RECORD EXTRACTS
══════════════════════════════
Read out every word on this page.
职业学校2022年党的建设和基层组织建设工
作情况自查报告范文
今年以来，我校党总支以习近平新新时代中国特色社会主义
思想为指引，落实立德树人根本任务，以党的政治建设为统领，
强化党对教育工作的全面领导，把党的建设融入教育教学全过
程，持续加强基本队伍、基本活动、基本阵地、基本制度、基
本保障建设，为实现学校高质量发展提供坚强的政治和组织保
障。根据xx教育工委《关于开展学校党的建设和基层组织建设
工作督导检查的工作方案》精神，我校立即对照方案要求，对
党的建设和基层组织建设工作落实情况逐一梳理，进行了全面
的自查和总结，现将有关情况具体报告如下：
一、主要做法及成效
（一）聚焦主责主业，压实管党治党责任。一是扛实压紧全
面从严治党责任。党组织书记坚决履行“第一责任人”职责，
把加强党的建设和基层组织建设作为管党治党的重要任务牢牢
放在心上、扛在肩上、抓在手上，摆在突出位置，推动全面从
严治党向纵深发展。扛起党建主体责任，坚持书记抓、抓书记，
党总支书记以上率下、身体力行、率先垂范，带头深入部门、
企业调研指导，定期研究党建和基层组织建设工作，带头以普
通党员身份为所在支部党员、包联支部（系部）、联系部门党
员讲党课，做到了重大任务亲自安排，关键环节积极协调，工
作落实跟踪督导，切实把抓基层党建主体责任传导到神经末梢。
══════════════════════════════
WHAT NEEDS TO BE DONE
Retype all the material above precisely, with no line left out.

WRITTEN ANSWER
Read out every word on this page.
职业学校2022年党的建设和基层组织建设工
作情况自查报告范文
今年以来，我校党总支以习近平新新时代中国特色社会主义
思想为指引，落实立德树人根本任务，以党的政治建设为统领，
强化党对教育工作的全面领导，把党的建设融入教育教学全过
程，持续加强基本队伍、基本活动、基本阵地、基本制度、基
本保障建设，为实现学校高质量发展提供坚强的政治和组织保
障。根据xx教育工委《关于开展学校党的建设和基层组织建设
工作督导检查的工作方案》精神，我校立即对照方案要求，对
党的建设和基层组织建设工作落实情况逐一梳理，进行了全面
的自查和总结，现将有关情况具体报告如下：
一、主要做法及成效
（一）聚焦主责主业，压实管党治党责任。一是扛实压紧全
面从严治党责任。党组织书记坚决履行“第一责任人”职责，
把加强党的建设和基层组织建设作为管党治党的重要任务牢牢
放在心上、扛在肩上、抓在手上，摆在突出位置，推动全面从
严治党向纵深发展。扛起党建主体责任，坚持书记抓、抓书记，
党总支书记以上率下、身体力行、率先垂范，带头深入部门、
企业调研指导，定期研究党建和基层组织建设工作，带头以普
通党员身份为所在支部党员、包联支部（系部）、联系部门党
员讲党课，做到了重大任务亲自安排，关键环节积极协调，工
作落实跟踪督导，切实把抓基层党建主体责任传导到神经末梢。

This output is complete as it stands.